* What the task requires *
Print the data below line for line, without changing anything, and leave the pictures out.

* Items *
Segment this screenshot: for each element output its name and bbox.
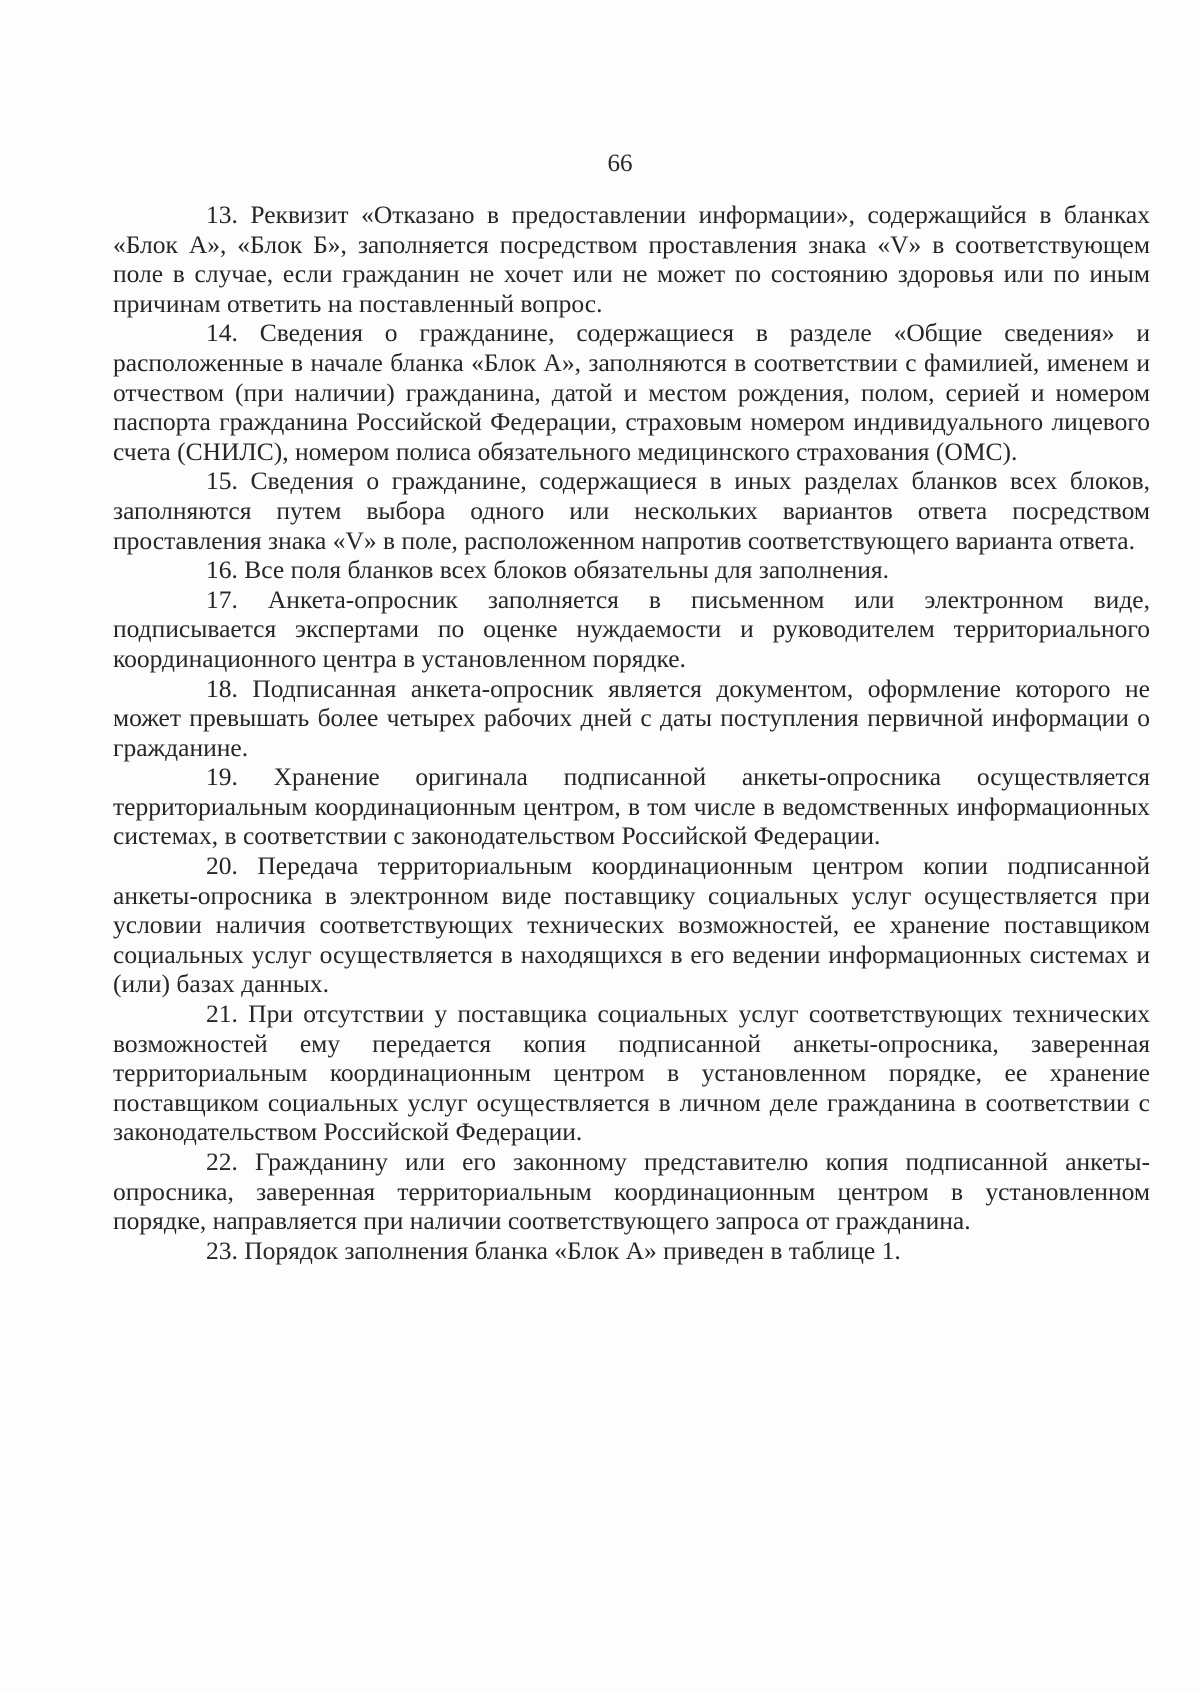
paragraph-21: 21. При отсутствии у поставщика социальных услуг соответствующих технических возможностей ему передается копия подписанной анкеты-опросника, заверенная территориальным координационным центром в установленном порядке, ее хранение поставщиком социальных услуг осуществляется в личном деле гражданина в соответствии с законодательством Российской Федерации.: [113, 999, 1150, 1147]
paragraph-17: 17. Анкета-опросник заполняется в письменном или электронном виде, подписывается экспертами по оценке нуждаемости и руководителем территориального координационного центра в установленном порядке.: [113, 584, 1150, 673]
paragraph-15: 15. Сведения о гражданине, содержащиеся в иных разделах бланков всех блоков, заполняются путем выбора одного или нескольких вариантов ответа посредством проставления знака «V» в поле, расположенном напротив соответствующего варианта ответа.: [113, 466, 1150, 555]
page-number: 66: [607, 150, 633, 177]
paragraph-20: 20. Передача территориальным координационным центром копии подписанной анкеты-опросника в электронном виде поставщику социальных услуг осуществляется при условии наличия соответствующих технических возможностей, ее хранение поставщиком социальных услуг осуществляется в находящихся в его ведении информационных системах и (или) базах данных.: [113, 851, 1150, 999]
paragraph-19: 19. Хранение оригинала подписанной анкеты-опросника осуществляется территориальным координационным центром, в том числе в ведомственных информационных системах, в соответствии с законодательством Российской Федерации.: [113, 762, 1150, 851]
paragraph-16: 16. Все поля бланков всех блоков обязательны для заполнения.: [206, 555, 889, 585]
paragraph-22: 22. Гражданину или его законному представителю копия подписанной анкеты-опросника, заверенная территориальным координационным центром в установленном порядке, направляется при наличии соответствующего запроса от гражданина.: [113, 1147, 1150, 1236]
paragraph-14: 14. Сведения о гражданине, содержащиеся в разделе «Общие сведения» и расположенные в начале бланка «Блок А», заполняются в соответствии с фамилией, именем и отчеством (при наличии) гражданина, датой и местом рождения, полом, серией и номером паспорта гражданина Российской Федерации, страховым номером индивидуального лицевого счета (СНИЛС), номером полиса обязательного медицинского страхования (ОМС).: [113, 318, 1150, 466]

* Written solution *
Segment this screenshot: for each element output its name and bbox.
paragraph-21: 21. При отсутствии у поставщика социальных услуг соответствующих технических возможностей ему передается копия подписанной анкеты-опросника, заверенная территориальным координационным центром в установленном порядке, ее хранение поставщиком социальных услуг осуществляется в личном деле гражданина в соответствии с законодательством Российской Федерации.: [113, 999, 1150, 1147]
paragraph-17: 17. Анкета-опросник заполняется в письменном или электронном виде, подписывается экспертами по оценке нуждаемости и руководителем территориального координационного центра в установленном порядке.: [113, 584, 1150, 673]
paragraph-15: 15. Сведения о гражданине, содержащиеся в иных разделах бланков всех блоков, заполняются путем выбора одного или нескольких вариантов ответа посредством проставления знака «V» в поле, расположенном напротив соответствующего варианта ответа.: [113, 466, 1150, 555]
page-number: 66: [607, 150, 633, 177]
paragraph-20: 20. Передача территориальным координационным центром копии подписанной анкеты-опросника в электронном виде поставщику социальных услуг осуществляется при условии наличия соответствующих технических возможностей, ее хранение поставщиком социальных услуг осуществляется в находящихся в его ведении информационных системах и (или) базах данных.: [113, 851, 1150, 999]
paragraph-19: 19. Хранение оригинала подписанной анкеты-опросника осуществляется территориальным координационным центром, в том числе в ведомственных информационных системах, в соответствии с законодательством Российской Федерации.: [113, 762, 1150, 851]
paragraph-16: 16. Все поля бланков всех блоков обязательны для заполнения.: [206, 555, 889, 585]
paragraph-22: 22. Гражданину или его законному представителю копия подписанной анкеты-опросника, заверенная территориальным координационным центром в установленном порядке, направляется при наличии соответствующего запроса от гражданина.: [113, 1147, 1150, 1236]
paragraph-14: 14. Сведения о гражданине, содержащиеся в разделе «Общие сведения» и расположенные в начале бланка «Блок А», заполняются в соответствии с фамилией, именем и отчеством (при наличии) гражданина, датой и местом рождения, полом, серией и номером паспорта гражданина Российской Федерации, страховым номером индивидуального лицевого счета (СНИЛС), номером полиса обязательного медицинского страхования (ОМС).: [113, 318, 1150, 466]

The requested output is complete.